» DIRECTIONS
Each entry that follows is to be retyped exactly. Pictures do not belong in the copy.
* START *
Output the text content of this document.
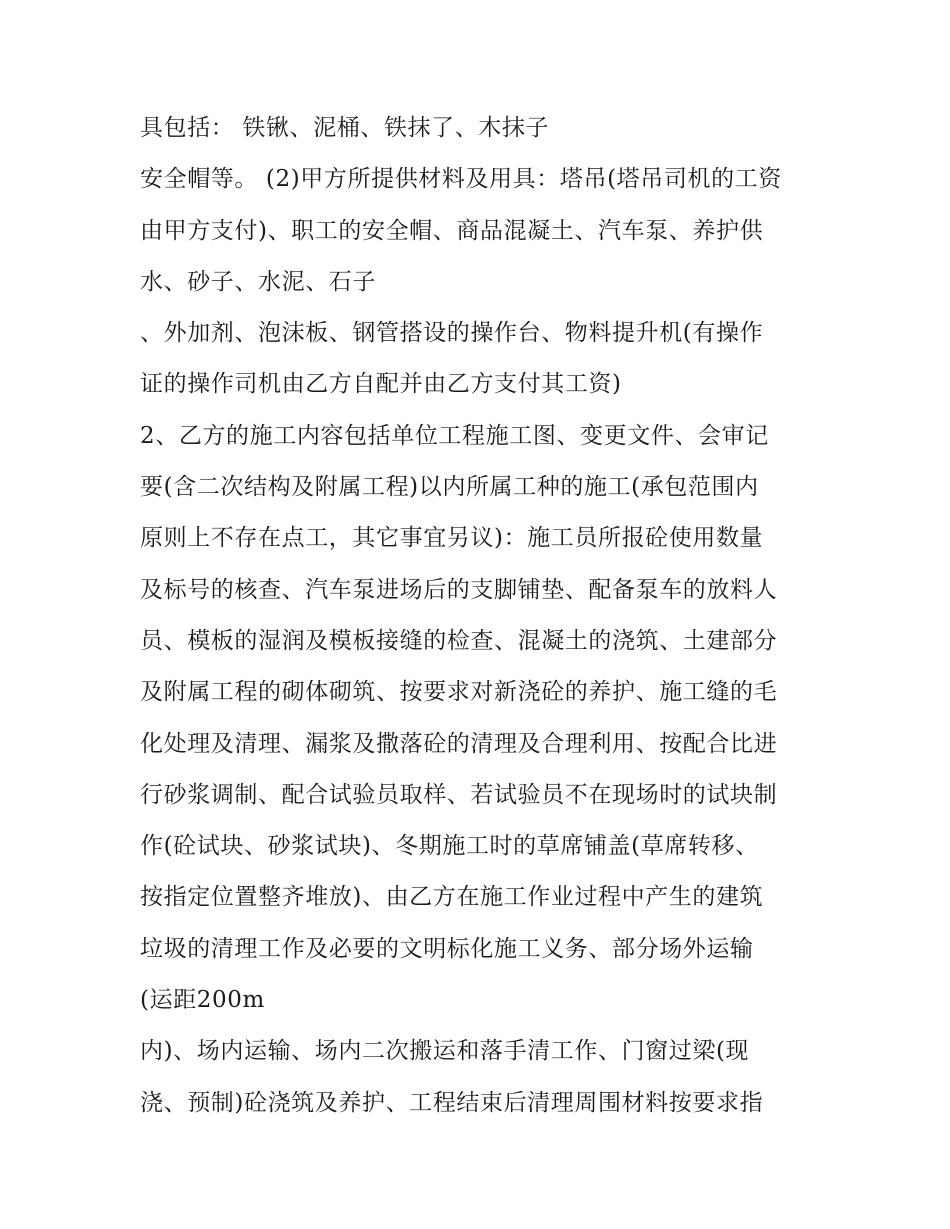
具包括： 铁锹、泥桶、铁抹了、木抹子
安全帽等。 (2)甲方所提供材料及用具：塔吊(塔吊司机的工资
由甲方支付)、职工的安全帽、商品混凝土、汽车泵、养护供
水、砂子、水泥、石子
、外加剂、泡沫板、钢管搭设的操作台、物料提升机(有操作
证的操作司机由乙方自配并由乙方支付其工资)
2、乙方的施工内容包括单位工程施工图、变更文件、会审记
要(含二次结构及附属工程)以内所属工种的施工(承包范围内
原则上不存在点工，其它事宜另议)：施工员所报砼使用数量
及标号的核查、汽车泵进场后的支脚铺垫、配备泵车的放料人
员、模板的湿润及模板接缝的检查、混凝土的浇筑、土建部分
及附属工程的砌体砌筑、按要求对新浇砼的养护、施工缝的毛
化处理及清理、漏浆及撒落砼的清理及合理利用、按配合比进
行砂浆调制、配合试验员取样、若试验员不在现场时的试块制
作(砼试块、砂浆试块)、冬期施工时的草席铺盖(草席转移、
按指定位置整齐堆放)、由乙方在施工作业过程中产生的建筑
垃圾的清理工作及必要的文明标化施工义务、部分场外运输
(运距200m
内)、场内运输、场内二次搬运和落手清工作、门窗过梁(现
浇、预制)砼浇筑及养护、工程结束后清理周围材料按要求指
* END *
» FULL OUTPUT
Output the text content of this document.
具包括： 铁锹、泥桶、铁抹了、木抹子
安全帽等。 (2)甲方所提供材料及用具：塔吊(塔吊司机的工资
由甲方支付)、职工的安全帽、商品混凝土、汽车泵、养护供
水、砂子、水泥、石子
、外加剂、泡沫板、钢管搭设的操作台、物料提升机(有操作
证的操作司机由乙方自配并由乙方支付其工资)
2、乙方的施工内容包括单位工程施工图、变更文件、会审记
要(含二次结构及附属工程)以内所属工种的施工(承包范围内
原则上不存在点工，其它事宜另议)：施工员所报砼使用数量
及标号的核查、汽车泵进场后的支脚铺垫、配备泵车的放料人
员、模板的湿润及模板接缝的检查、混凝土的浇筑、土建部分
及附属工程的砌体砌筑、按要求对新浇砼的养护、施工缝的毛
化处理及清理、漏浆及撒落砼的清理及合理利用、按配合比进
行砂浆调制、配合试验员取样、若试验员不在现场时的试块制
作(砼试块、砂浆试块)、冬期施工时的草席铺盖(草席转移、
按指定位置整齐堆放)、由乙方在施工作业过程中产生的建筑
垃圾的清理工作及必要的文明标化施工义务、部分场外运输
(运距200m
内)、场内运输、场内二次搬运和落手清工作、门窗过梁(现
浇、预制)砼浇筑及养护、工程结束后清理周围材料按要求指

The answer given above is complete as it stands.